§ Given problem
Copy every line of the data that includes the string "Entry".

§ Rows
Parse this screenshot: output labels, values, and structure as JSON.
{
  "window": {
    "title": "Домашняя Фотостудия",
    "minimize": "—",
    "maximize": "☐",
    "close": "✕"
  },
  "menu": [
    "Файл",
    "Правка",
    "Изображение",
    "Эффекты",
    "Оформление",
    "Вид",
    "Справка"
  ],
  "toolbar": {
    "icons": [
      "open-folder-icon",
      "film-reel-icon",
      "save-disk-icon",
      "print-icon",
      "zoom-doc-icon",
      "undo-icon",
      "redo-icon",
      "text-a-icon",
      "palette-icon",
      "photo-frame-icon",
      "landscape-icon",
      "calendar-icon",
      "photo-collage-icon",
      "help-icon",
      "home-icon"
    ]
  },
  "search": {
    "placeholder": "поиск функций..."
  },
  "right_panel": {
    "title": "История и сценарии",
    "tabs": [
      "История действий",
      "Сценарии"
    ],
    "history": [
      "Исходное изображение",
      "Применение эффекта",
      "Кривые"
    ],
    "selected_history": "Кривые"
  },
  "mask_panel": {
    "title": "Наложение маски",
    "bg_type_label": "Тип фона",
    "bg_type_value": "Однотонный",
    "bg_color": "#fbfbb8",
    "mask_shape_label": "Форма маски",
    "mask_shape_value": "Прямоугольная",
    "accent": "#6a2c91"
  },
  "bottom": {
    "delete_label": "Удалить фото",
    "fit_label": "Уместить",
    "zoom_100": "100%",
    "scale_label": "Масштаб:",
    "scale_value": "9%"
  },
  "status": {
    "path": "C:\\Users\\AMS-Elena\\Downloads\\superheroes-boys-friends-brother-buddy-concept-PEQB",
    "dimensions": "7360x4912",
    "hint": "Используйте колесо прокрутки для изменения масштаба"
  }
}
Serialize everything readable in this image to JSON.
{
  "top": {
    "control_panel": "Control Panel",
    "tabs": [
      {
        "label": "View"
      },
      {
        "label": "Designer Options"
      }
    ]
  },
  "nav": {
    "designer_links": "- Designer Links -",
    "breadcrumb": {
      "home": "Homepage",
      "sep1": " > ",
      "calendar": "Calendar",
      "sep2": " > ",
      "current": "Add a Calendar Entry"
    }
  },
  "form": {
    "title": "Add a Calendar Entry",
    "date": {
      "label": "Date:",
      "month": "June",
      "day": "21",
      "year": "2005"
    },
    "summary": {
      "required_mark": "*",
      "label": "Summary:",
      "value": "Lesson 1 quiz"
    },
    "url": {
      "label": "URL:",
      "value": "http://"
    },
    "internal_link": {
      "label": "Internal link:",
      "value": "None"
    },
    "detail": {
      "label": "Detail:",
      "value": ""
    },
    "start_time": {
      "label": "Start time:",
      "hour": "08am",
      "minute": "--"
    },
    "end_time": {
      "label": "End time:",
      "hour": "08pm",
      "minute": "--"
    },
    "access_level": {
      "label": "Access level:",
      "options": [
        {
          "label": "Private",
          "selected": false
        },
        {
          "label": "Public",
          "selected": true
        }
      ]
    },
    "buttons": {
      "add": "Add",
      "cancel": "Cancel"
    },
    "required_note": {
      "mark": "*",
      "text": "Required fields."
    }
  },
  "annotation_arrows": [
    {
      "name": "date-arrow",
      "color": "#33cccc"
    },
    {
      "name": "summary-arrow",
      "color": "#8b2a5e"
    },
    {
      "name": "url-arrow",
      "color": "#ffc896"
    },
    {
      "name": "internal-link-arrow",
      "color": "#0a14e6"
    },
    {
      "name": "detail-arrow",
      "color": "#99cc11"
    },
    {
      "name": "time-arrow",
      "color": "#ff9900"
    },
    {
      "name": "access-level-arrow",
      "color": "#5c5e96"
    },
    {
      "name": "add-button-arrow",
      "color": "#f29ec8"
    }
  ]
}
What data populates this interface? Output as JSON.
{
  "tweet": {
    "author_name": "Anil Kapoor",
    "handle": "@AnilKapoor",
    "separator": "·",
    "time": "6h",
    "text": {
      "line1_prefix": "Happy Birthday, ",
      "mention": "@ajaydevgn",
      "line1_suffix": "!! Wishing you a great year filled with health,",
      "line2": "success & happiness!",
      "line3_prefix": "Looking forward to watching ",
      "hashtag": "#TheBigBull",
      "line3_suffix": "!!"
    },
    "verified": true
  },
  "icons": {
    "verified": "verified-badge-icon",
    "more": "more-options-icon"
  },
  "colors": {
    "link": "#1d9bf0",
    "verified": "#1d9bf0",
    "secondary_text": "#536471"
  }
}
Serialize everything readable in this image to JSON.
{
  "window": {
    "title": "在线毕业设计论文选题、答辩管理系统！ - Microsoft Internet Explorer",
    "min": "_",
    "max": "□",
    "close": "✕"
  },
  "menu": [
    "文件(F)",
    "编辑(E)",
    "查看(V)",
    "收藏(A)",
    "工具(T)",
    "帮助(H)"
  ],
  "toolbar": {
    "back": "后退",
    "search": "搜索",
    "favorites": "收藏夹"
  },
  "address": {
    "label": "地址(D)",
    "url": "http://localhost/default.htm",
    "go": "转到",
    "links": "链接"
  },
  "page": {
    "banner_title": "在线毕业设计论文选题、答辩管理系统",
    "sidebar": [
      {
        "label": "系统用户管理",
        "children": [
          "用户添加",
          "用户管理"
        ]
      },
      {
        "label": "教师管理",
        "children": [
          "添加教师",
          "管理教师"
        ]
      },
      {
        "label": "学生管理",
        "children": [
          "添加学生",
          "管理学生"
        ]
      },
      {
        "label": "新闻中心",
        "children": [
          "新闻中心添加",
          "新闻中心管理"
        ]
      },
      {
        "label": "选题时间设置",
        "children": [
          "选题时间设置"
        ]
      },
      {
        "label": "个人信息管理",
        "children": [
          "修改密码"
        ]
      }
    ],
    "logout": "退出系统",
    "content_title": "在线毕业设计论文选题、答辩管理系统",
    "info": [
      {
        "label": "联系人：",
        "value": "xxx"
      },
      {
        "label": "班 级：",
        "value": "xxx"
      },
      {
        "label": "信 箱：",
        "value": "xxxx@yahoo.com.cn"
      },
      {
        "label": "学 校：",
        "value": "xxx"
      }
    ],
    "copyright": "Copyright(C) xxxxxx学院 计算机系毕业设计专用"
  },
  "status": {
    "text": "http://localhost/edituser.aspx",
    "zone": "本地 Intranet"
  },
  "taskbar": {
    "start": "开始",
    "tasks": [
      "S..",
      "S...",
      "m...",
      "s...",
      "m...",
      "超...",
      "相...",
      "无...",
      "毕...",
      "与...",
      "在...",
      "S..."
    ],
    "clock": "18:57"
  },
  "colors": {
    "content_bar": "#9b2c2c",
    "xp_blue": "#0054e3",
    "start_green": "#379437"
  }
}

§ Exercise output
      "current": "Add a Calendar Entry"
    "title": "Add a Calendar Entry",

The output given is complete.